Leaving out the pictures, retype all the material exactly.

----

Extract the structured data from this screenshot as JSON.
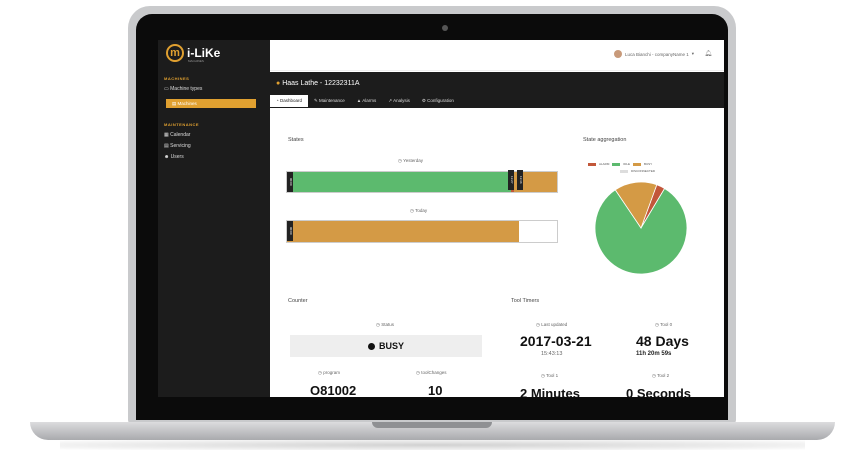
{
  "sidebar": {
    "logo_text": "i-LiKe",
    "logo_mark": "m",
    "logo_sub": "MACHINES",
    "sections": [
      {
        "heading": "MACHINES",
        "items": [
          "Machine types",
          "Machines"
        ]
      },
      {
        "heading": "MAINTENANCE",
        "items": [
          "Calendar",
          "Servicing",
          "Users"
        ]
      }
    ]
  },
  "topbar": {
    "user": "Luca Bianchi - companyName 1"
  },
  "machine": {
    "title": "Haas Lathe - 12232311A"
  },
  "tabs": [
    "Dashboard",
    "Maintenance",
    "Alarms",
    "Analysis",
    "Configuration"
  ],
  "states": {
    "title": "States",
    "yesterday_label": "Yesterday",
    "today_label": "Today",
    "yesterday_start": "00:00",
    "yesterday_m1": "13:27",
    "yesterday_m2": "13:36",
    "today_start": "00:00",
    "colors": {
      "idle": "#5cba6e",
      "busy": "#d49a45",
      "alarm": "#c2573a"
    }
  },
  "aggregation": {
    "title": "State aggregation",
    "legend": [
      "ALARM",
      "IDLE",
      "BUSY"
    ],
    "sublegend": "DISCONNECTED",
    "chart_data": {
      "type": "pie",
      "labels": [
        "ALARM",
        "IDLE",
        "BUSY"
      ],
      "values": [
        3,
        82,
        15
      ]
    }
  },
  "counter": {
    "title": "Counter",
    "status_label": "Status",
    "status_value": "BUSY",
    "program_label": "program",
    "program_value": "O81002",
    "toolchanges_label": "toolChanges",
    "toolchanges_value": "10"
  },
  "tool_timers": {
    "title": "Tool Timers",
    "last_updated_label": "Last updated",
    "last_updated_date": "2017-03-21",
    "last_updated_time": "15:43:13",
    "tool0_label": "Tool 0",
    "tool0_value": "48 Days",
    "tool0_sub": "11h 20m 59s",
    "tool1_label": "Tool 1",
    "tool1_value": "2 Minutes",
    "tool2_label": "Tool 2",
    "tool2_value": "0 Seconds"
  }
}
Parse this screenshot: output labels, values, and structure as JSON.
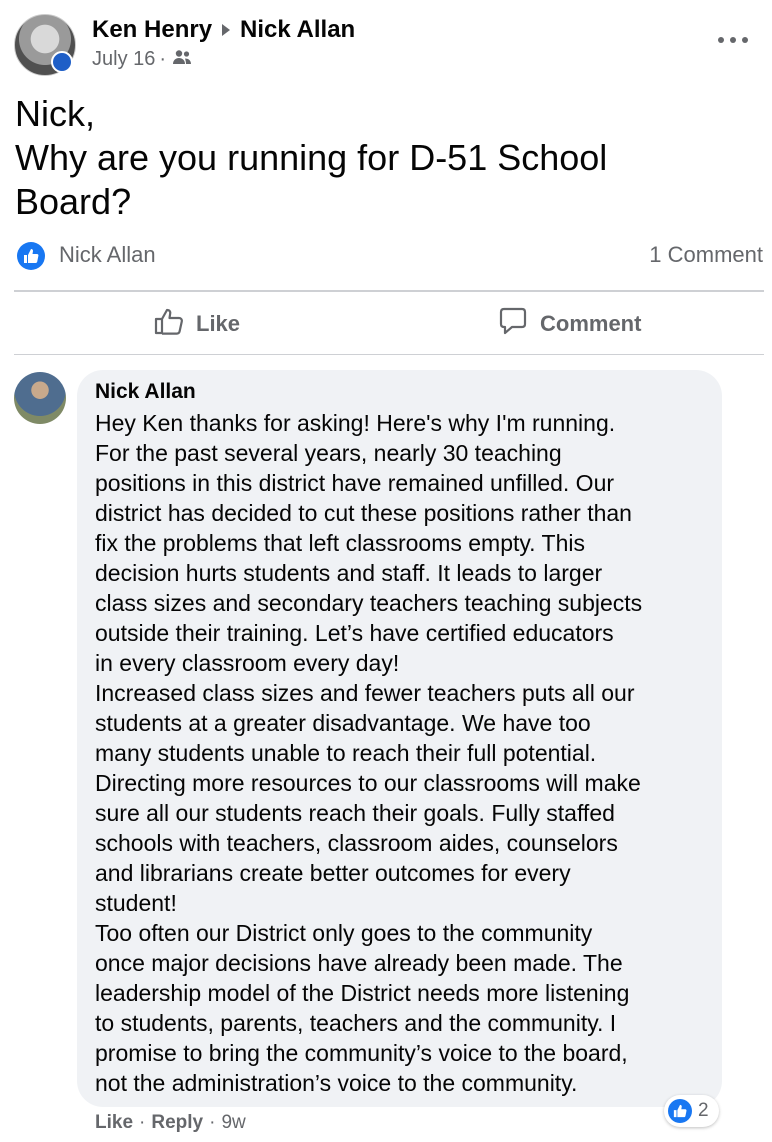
{
  "post": {
    "author": "Ken Henry",
    "recipient": "Nick Allan",
    "date": "July 16",
    "audience_icon": "friends-icon",
    "text_lines": [
      "Nick,",
      "Why are you running for D-51 School",
      "Board?"
    ],
    "reactor": "Nick Allan",
    "comment_count": "1 Comment",
    "like_label": "Like",
    "comment_label": "Comment"
  },
  "comment": {
    "author": "Nick Allan",
    "lines": [
      "Hey Ken thanks for asking! Here's why I'm running.",
      "For the past several years, nearly 30 teaching",
      "positions in this district have remained unfilled. Our",
      "district has decided to cut these positions rather than",
      "fix the problems that left classrooms empty. This",
      "decision hurts students and staff. It leads to larger",
      "class sizes and secondary teachers teaching subjects",
      "outside their training. Let’s have certified educators",
      "in every classroom every day!",
      "Increased class sizes and fewer teachers puts all our",
      "students at a greater disadvantage. We have too",
      "many students unable to reach their full potential.",
      "Directing more resources to our classrooms will make",
      "sure all our students reach their goals. Fully staffed",
      "schools with teachers, classroom aides, counselors",
      "and librarians create better outcomes for every",
      "student!",
      "Too often our District only goes to the community",
      "once major decisions have already been made. The",
      "leadership model of the District needs more listening",
      "to students, parents, teachers and the community. I",
      "promise to bring the community’s voice to the board,",
      "not the administration’s voice to the community."
    ],
    "like_label": "Like",
    "reply_label": "Reply",
    "time": "9w",
    "reaction_count": "2"
  },
  "colors": {
    "accent": "#1877f2",
    "muted": "#65676b",
    "bubble": "#f0f2f5"
  }
}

----

Output below
Extract the structured data from this screenshot as JSON.
{
  "sidebar": {
    "logo_text": "i-LiKe",
    "logo_mark": "m",
    "logo_sub": "MACHINES",
    "sections": [
      {
        "heading": "MACHINES",
        "items": [
          "Machine types",
          "Machines"
        ]
      },
      {
        "heading": "MAINTENANCE",
        "items": [
          "Calendar",
          "Servicing",
          "Users"
        ]
      }
    ]
  },
  "topbar": {
    "user": "Luca Bianchi - companyName 1"
  },
  "machine": {
    "title": "Haas Lathe - 12232311A"
  },
  "tabs": [
    "Dashboard",
    "Maintenance",
    "Alarms",
    "Analysis",
    "Configuration"
  ],
  "states": {
    "title": "States",
    "yesterday_label": "Yesterday",
    "today_label": "Today",
    "yesterday_start": "00:00",
    "yesterday_m1": "13:27",
    "yesterday_m2": "13:36",
    "today_start": "00:00",
    "colors": {
      "idle": "#5cba6e",
      "busy": "#d49a45",
      "alarm": "#c2573a"
    }
  },
  "aggregation": {
    "title": "State aggregation",
    "legend": [
      "ALARM",
      "IDLE",
      "BUSY"
    ],
    "sublegend": "DISCONNECTED",
    "chart_data": {
      "type": "pie",
      "labels": [
        "ALARM",
        "IDLE",
        "BUSY"
      ],
      "values": [
        3,
        82,
        15
      ]
    }
  },
  "counter": {
    "title": "Counter",
    "status_label": "Status",
    "status_value": "BUSY",
    "program_label": "program",
    "program_value": "O81002",
    "toolchanges_label": "toolChanges",
    "toolchanges_value": "10"
  },
  "tool_timers": {
    "title": "Tool Timers",
    "last_updated_label": "Last updated",
    "last_updated_date": "2017-03-21",
    "last_updated_time": "15:43:13",
    "tool0_label": "Tool 0",
    "tool0_value": "48 Days",
    "tool0_sub": "11h 20m 59s",
    "tool1_label": "Tool 1",
    "tool1_value": "2 Minutes",
    "tool2_label": "Tool 2",
    "tool2_value": "0 Seconds"
  }
}
Parse this screenshot: output labels, values, and structure as JSON.
{
  "post": {
    "author": "Ken Henry",
    "recipient": "Nick Allan",
    "date": "July 16",
    "audience_icon": "friends-icon",
    "text_lines": [
      "Nick,",
      "Why are you running for D-51 School",
      "Board?"
    ],
    "reactor": "Nick Allan",
    "comment_count": "1 Comment",
    "like_label": "Like",
    "comment_label": "Comment"
  },
  "comment": {
    "author": "Nick Allan",
    "lines": [
      "Hey Ken thanks for asking! Here's why I'm running.",
      "For the past several years, nearly 30 teaching",
      "positions in this district have remained unfilled. Our",
      "district has decided to cut these positions rather than",
      "fix the problems that left classrooms empty. This",
      "decision hurts students and staff. It leads to larger",
      "class sizes and secondary teachers teaching subjects",
      "outside their training. Let’s have certified educators",
      "in every classroom every day!",
      "Increased class sizes and fewer teachers puts all our",
      "students at a greater disadvantage. We have too",
      "many students unable to reach their full potential.",
      "Directing more resources to our classrooms will make",
      "sure all our students reach their goals. Fully staffed",
      "schools with teachers, classroom aides, counselors",
      "and librarians create better outcomes for every",
      "student!",
      "Too often our District only goes to the community",
      "once major decisions have already been made. The",
      "leadership model of the District needs more listening",
      "to students, parents, teachers and the community. I",
      "promise to bring the community’s voice to the board,",
      "not the administration’s voice to the community."
    ],
    "like_label": "Like",
    "reply_label": "Reply",
    "time": "9w",
    "reaction_count": "2"
  },
  "colors": {
    "accent": "#1877f2",
    "muted": "#65676b",
    "bubble": "#f0f2f5"
  }
}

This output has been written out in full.